(Collected data)
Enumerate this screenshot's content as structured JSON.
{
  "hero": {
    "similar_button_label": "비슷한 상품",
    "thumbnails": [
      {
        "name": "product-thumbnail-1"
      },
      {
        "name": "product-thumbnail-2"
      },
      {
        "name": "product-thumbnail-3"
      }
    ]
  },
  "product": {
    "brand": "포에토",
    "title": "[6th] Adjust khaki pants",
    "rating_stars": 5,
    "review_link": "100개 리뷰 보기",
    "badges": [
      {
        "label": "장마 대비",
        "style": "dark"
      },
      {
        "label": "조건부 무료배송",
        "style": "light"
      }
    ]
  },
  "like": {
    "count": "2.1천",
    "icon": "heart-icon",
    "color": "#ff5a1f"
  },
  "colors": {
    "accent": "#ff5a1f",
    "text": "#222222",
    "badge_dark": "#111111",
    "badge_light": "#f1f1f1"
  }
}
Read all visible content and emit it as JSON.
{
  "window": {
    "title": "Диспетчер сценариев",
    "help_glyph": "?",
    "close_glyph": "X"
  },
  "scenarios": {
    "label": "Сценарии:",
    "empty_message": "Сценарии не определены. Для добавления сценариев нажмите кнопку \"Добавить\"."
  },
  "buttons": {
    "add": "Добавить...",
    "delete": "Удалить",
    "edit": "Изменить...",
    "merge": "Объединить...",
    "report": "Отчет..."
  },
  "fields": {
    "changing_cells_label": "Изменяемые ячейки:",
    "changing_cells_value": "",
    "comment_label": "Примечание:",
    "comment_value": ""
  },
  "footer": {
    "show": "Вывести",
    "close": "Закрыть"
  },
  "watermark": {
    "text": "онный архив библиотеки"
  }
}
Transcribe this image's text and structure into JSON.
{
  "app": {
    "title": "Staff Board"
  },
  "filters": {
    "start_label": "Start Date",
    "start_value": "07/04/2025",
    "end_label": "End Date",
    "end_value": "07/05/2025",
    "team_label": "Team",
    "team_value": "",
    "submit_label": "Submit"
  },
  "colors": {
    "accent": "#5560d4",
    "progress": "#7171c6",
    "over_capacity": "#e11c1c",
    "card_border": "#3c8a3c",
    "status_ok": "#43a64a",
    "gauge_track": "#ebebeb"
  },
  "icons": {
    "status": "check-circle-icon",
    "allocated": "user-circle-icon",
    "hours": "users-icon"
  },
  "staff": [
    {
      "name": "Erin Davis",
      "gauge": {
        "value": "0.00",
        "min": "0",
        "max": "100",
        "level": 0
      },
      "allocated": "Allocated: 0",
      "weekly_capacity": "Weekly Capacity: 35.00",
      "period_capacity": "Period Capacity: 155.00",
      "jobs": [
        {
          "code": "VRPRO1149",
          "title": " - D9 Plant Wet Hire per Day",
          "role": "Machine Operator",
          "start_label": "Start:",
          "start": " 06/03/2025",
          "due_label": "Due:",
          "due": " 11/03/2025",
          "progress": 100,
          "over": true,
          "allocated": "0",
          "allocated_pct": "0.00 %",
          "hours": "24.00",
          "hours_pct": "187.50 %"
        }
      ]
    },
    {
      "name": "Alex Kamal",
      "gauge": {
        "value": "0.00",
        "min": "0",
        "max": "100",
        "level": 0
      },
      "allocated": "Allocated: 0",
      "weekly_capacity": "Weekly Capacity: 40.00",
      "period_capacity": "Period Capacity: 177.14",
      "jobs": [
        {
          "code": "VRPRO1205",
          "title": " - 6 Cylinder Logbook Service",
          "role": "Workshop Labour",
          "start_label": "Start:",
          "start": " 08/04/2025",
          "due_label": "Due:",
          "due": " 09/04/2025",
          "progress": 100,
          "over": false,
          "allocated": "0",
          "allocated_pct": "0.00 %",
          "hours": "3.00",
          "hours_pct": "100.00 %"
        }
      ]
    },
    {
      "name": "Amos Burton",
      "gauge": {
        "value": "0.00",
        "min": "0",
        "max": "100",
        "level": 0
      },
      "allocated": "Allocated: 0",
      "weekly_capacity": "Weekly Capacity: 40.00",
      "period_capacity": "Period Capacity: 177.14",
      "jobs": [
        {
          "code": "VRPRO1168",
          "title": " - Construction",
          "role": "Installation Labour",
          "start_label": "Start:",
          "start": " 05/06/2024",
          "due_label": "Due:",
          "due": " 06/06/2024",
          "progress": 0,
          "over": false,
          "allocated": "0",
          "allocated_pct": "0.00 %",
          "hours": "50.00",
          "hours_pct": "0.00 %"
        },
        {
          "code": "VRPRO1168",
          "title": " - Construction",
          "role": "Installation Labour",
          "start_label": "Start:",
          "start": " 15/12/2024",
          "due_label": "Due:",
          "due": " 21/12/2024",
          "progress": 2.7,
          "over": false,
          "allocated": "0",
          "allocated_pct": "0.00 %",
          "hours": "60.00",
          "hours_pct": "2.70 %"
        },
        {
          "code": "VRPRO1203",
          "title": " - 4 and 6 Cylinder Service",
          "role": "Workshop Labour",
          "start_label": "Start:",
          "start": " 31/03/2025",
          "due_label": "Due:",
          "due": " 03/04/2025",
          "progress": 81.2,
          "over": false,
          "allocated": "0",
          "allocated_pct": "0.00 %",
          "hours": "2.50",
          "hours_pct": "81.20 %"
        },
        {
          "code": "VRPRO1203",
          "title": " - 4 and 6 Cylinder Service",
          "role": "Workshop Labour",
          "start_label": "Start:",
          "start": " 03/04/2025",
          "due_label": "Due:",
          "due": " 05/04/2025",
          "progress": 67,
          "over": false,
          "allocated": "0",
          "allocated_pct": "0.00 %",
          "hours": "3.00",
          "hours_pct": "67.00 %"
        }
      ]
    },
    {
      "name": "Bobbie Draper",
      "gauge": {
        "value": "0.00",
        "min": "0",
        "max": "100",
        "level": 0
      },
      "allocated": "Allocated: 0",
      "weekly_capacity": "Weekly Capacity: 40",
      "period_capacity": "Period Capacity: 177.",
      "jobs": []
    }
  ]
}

### WHAT THIS TASK INVOLVES
Which lines of the data include "Date"? Copy each of them.

### WRITTEN REPLY
    "start_label": "Start Date",
    "end_label": "End Date",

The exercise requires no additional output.